Task brief >>
Pictures stay out of the copy; set down each line of the listing below exactly.

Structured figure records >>
--- START ---

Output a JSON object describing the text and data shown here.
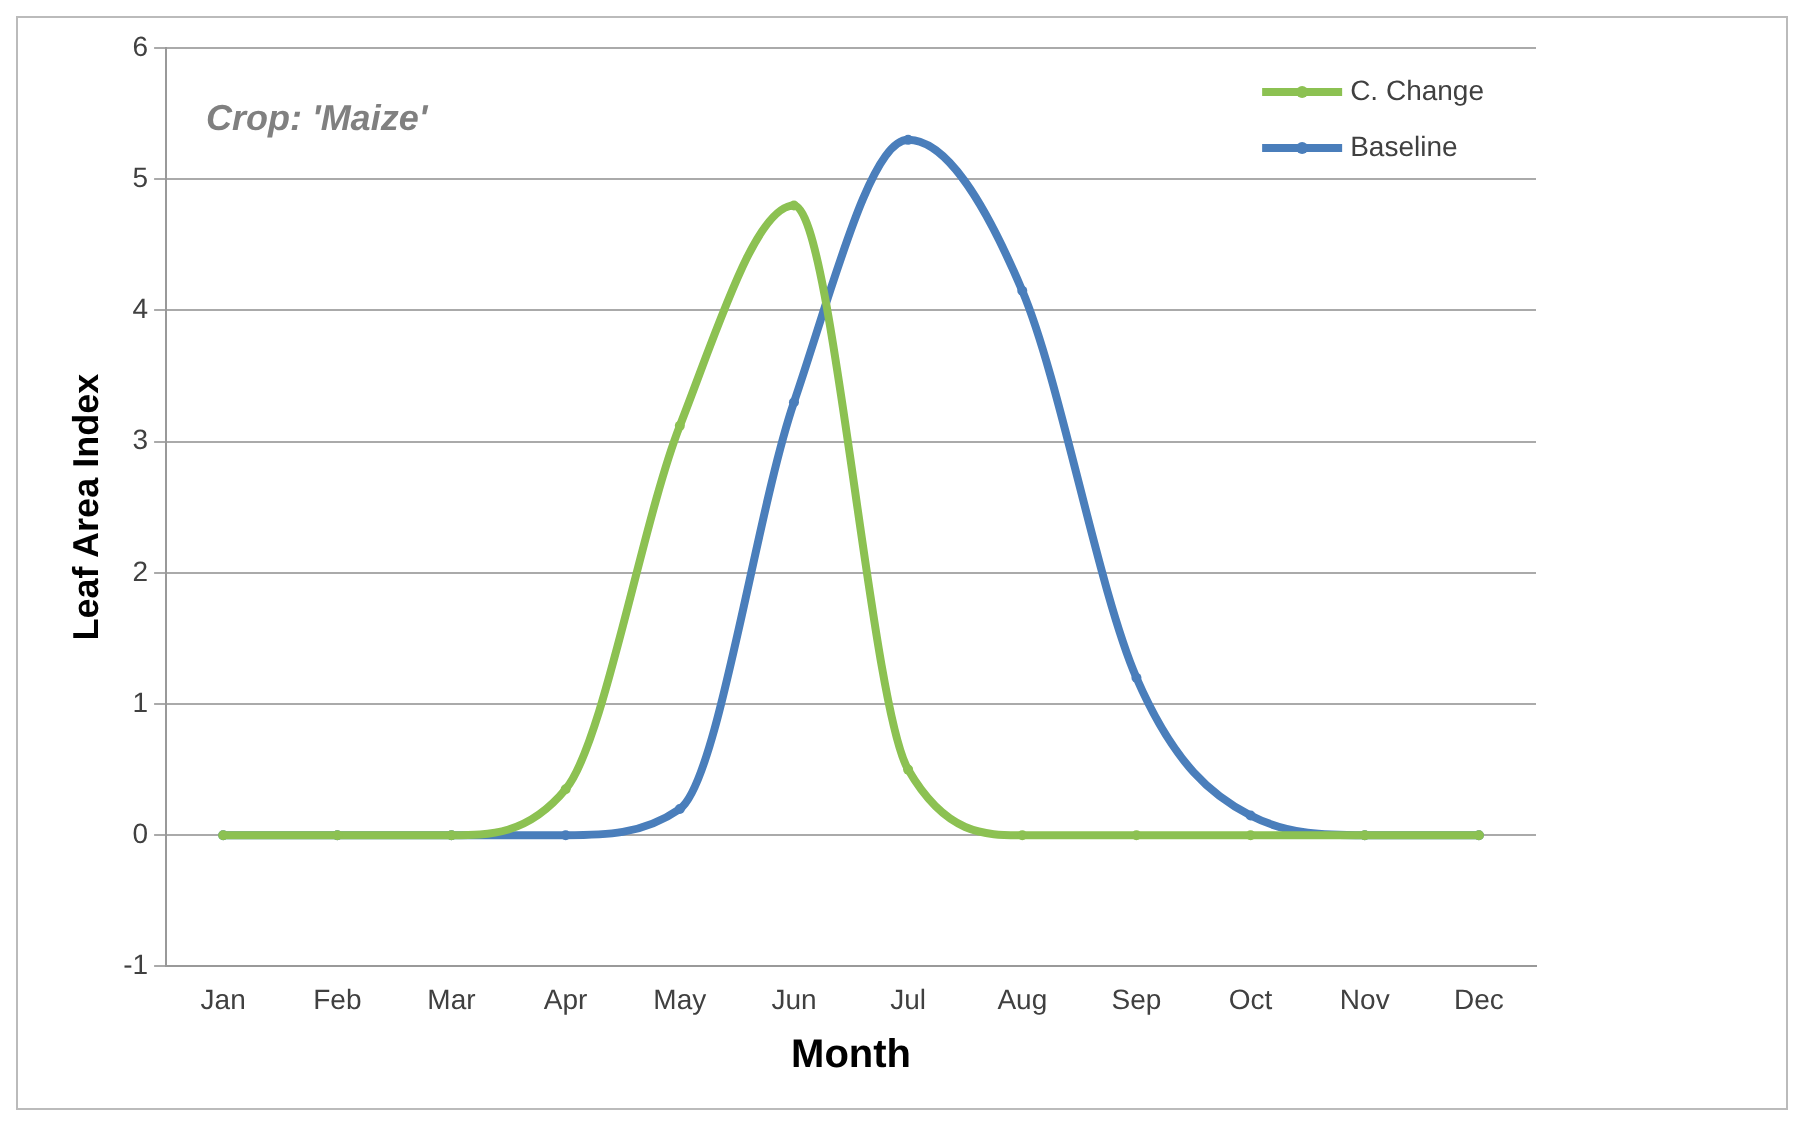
{
  "chart_data": {
    "type": "line",
    "xlabel": "Month",
    "ylabel": "Leaf Area Index",
    "annotations": [
      "Crop: 'Maize'"
    ],
    "categories": [
      "Jan",
      "Feb",
      "Mar",
      "Apr",
      "May",
      "Jun",
      "Jul",
      "Aug",
      "Sep",
      "Oct",
      "Nov",
      "Dec"
    ],
    "series": [
      {
        "name": "C. Change",
        "color": "#8cc152",
        "values": [
          0,
          0,
          0,
          0.35,
          3.12,
          4.8,
          0.5,
          0,
          0,
          0,
          0,
          0
        ]
      },
      {
        "name": "Baseline",
        "color": "#4a7ebb",
        "values": [
          0,
          0,
          0,
          0,
          0.2,
          3.3,
          5.3,
          4.15,
          1.2,
          0.15,
          0,
          0
        ]
      }
    ],
    "ylim": [
      -1,
      6
    ],
    "yticks": [
      -1,
      0,
      1,
      2,
      3,
      4,
      5,
      6
    ],
    "grid": "y",
    "legend": "top right",
    "marker": "circle",
    "line_style": "solid"
  }
}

--- END ---

Response to the exercise >>
Output a JSON object describing the text and data shown here.
{
  "chart_data": {
    "type": "line",
    "xlabel": "Month",
    "ylabel": "Leaf Area Index",
    "annotations": [
      "Crop: 'Maize'"
    ],
    "categories": [
      "Jan",
      "Feb",
      "Mar",
      "Apr",
      "May",
      "Jun",
      "Jul",
      "Aug",
      "Sep",
      "Oct",
      "Nov",
      "Dec"
    ],
    "series": [
      {
        "name": "C. Change",
        "color": "#8cc152",
        "values": [
          0,
          0,
          0,
          0.35,
          3.12,
          4.8,
          0.5,
          0,
          0,
          0,
          0,
          0
        ]
      },
      {
        "name": "Baseline",
        "color": "#4a7ebb",
        "values": [
          0,
          0,
          0,
          0,
          0.2,
          3.3,
          5.3,
          4.15,
          1.2,
          0.15,
          0,
          0
        ]
      }
    ],
    "ylim": [
      -1,
      6
    ],
    "yticks": [
      -1,
      0,
      1,
      2,
      3,
      4,
      5,
      6
    ],
    "grid": "y",
    "legend": "top right",
    "marker": "circle",
    "line_style": "solid"
  }
}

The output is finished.